* [What this task involves]: Your task is to restate the data word for word.

* [Provided records]:
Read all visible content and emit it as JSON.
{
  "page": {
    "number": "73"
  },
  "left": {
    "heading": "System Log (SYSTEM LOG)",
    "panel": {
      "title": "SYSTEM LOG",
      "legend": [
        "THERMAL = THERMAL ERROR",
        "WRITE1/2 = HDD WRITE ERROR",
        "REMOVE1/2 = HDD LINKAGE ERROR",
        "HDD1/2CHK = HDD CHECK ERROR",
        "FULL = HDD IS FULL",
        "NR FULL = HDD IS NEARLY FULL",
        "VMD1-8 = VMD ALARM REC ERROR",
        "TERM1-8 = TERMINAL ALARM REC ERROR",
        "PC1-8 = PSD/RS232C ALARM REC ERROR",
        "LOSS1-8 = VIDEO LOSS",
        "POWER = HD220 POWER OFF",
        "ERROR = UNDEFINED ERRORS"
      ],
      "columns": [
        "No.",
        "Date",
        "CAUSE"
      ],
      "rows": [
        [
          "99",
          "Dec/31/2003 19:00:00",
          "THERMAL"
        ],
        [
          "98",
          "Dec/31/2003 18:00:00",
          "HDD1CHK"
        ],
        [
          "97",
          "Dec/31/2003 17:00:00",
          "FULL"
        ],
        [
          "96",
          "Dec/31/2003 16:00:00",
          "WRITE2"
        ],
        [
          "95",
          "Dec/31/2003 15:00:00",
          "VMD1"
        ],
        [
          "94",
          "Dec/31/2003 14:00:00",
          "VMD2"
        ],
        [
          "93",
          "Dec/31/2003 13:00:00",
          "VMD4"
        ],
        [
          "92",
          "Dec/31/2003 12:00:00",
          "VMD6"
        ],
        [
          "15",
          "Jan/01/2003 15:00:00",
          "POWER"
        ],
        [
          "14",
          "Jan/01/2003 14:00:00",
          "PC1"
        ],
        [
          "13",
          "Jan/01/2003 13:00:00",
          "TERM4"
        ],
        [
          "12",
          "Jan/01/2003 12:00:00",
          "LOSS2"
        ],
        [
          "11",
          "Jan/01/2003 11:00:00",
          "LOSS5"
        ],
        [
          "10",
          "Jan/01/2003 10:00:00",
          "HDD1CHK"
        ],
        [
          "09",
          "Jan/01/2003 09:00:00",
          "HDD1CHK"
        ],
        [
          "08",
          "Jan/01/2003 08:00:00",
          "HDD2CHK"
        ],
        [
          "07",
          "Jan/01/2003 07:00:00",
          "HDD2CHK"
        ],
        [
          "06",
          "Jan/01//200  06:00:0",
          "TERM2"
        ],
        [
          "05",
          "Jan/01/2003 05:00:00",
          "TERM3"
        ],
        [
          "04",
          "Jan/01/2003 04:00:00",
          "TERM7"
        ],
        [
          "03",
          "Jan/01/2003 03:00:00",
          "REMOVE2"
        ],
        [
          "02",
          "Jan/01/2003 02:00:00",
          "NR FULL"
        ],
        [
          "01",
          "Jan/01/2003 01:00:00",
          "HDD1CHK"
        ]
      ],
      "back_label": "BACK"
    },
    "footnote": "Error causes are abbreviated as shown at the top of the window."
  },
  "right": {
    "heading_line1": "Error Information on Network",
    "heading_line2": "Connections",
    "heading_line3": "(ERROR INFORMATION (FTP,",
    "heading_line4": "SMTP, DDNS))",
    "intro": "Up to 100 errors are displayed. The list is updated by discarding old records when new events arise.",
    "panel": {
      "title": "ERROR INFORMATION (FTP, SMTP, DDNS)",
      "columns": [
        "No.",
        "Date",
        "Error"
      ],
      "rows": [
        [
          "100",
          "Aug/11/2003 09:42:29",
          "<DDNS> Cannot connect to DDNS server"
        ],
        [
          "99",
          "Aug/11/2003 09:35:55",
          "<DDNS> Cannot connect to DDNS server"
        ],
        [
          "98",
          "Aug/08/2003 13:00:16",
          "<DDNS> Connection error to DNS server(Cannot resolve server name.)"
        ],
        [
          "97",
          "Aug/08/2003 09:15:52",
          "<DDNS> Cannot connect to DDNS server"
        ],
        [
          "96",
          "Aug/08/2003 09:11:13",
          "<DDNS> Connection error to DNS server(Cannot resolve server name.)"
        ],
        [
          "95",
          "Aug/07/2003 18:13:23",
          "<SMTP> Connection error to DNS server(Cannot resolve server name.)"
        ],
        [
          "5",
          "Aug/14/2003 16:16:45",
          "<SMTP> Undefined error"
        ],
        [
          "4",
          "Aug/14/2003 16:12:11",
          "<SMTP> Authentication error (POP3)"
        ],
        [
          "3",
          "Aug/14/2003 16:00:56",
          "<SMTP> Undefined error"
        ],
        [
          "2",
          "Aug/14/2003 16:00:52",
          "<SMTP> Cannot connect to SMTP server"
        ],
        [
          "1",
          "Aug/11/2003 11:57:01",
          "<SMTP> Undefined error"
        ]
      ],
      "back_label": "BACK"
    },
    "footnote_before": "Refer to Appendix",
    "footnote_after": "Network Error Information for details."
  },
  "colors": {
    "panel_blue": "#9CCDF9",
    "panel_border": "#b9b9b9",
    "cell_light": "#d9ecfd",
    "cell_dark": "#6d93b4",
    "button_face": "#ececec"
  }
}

* [In response]:
Read all visible content and emit it as JSON.
{
  "page": {
    "number": "73"
  },
  "left": {
    "heading": "System Log (SYSTEM LOG)",
    "panel": {
      "title": "SYSTEM LOG",
      "legend": [
        "THERMAL = THERMAL ERROR",
        "WRITE1/2 = HDD WRITE ERROR",
        "REMOVE1/2 = HDD LINKAGE ERROR",
        "HDD1/2CHK = HDD CHECK ERROR",
        "FULL = HDD IS FULL",
        "NR FULL = HDD IS NEARLY FULL",
        "VMD1-8 = VMD ALARM REC ERROR",
        "TERM1-8 = TERMINAL ALARM REC ERROR",
        "PC1-8 = PSD/RS232C ALARM REC ERROR",
        "LOSS1-8 = VIDEO LOSS",
        "POWER = HD220 POWER OFF",
        "ERROR = UNDEFINED ERRORS"
      ],
      "columns": [
        "No.",
        "Date",
        "CAUSE"
      ],
      "rows": [
        [
          "99",
          "Dec/31/2003 19:00:00",
          "THERMAL"
        ],
        [
          "98",
          "Dec/31/2003 18:00:00",
          "HDD1CHK"
        ],
        [
          "97",
          "Dec/31/2003 17:00:00",
          "FULL"
        ],
        [
          "96",
          "Dec/31/2003 16:00:00",
          "WRITE2"
        ],
        [
          "95",
          "Dec/31/2003 15:00:00",
          "VMD1"
        ],
        [
          "94",
          "Dec/31/2003 14:00:00",
          "VMD2"
        ],
        [
          "93",
          "Dec/31/2003 13:00:00",
          "VMD4"
        ],
        [
          "92",
          "Dec/31/2003 12:00:00",
          "VMD6"
        ],
        [
          "15",
          "Jan/01/2003 15:00:00",
          "POWER"
        ],
        [
          "14",
          "Jan/01/2003 14:00:00",
          "PC1"
        ],
        [
          "13",
          "Jan/01/2003 13:00:00",
          "TERM4"
        ],
        [
          "12",
          "Jan/01/2003 12:00:00",
          "LOSS2"
        ],
        [
          "11",
          "Jan/01/2003 11:00:00",
          "LOSS5"
        ],
        [
          "10",
          "Jan/01/2003 10:00:00",
          "HDD1CHK"
        ],
        [
          "09",
          "Jan/01/2003 09:00:00",
          "HDD1CHK"
        ],
        [
          "08",
          "Jan/01/2003 08:00:00",
          "HDD2CHK"
        ],
        [
          "07",
          "Jan/01/2003 07:00:00",
          "HDD2CHK"
        ],
        [
          "06",
          "Jan/01//200  06:00:0",
          "TERM2"
        ],
        [
          "05",
          "Jan/01/2003 05:00:00",
          "TERM3"
        ],
        [
          "04",
          "Jan/01/2003 04:00:00",
          "TERM7"
        ],
        [
          "03",
          "Jan/01/2003 03:00:00",
          "REMOVE2"
        ],
        [
          "02",
          "Jan/01/2003 02:00:00",
          "NR FULL"
        ],
        [
          "01",
          "Jan/01/2003 01:00:00",
          "HDD1CHK"
        ]
      ],
      "back_label": "BACK"
    },
    "footnote": "Error causes are abbreviated as shown at the top of the window."
  },
  "right": {
    "heading_line1": "Error Information on Network",
    "heading_line2": "Connections",
    "heading_line3": "(ERROR INFORMATION (FTP,",
    "heading_line4": "SMTP, DDNS))",
    "intro": "Up to 100 errors are displayed. The list is updated by discarding old records when new events arise.",
    "panel": {
      "title": "ERROR INFORMATION (FTP, SMTP, DDNS)",
      "columns": [
        "No.",
        "Date",
        "Error"
      ],
      "rows": [
        [
          "100",
          "Aug/11/2003 09:42:29",
          "<DDNS> Cannot connect to DDNS server"
        ],
        [
          "99",
          "Aug/11/2003 09:35:55",
          "<DDNS> Cannot connect to DDNS server"
        ],
        [
          "98",
          "Aug/08/2003 13:00:16",
          "<DDNS> Connection error to DNS server(Cannot resolve server name.)"
        ],
        [
          "97",
          "Aug/08/2003 09:15:52",
          "<DDNS> Cannot connect to DDNS server"
        ],
        [
          "96",
          "Aug/08/2003 09:11:13",
          "<DDNS> Connection error to DNS server(Cannot resolve server name.)"
        ],
        [
          "95",
          "Aug/07/2003 18:13:23",
          "<SMTP> Connection error to DNS server(Cannot resolve server name.)"
        ],
        [
          "5",
          "Aug/14/2003 16:16:45",
          "<SMTP> Undefined error"
        ],
        [
          "4",
          "Aug/14/2003 16:12:11",
          "<SMTP> Authentication error (POP3)"
        ],
        [
          "3",
          "Aug/14/2003 16:00:56",
          "<SMTP> Undefined error"
        ],
        [
          "2",
          "Aug/14/2003 16:00:52",
          "<SMTP> Cannot connect to SMTP server"
        ],
        [
          "1",
          "Aug/11/2003 11:57:01",
          "<SMTP> Undefined error"
        ]
      ],
      "back_label": "BACK"
    },
    "footnote_before": "Refer to Appendix",
    "footnote_after": "Network Error Information for details."
  },
  "colors": {
    "panel_blue": "#9CCDF9",
    "panel_border": "#b9b9b9",
    "cell_light": "#d9ecfd",
    "cell_dark": "#6d93b4",
    "button_face": "#ececec"
  }
}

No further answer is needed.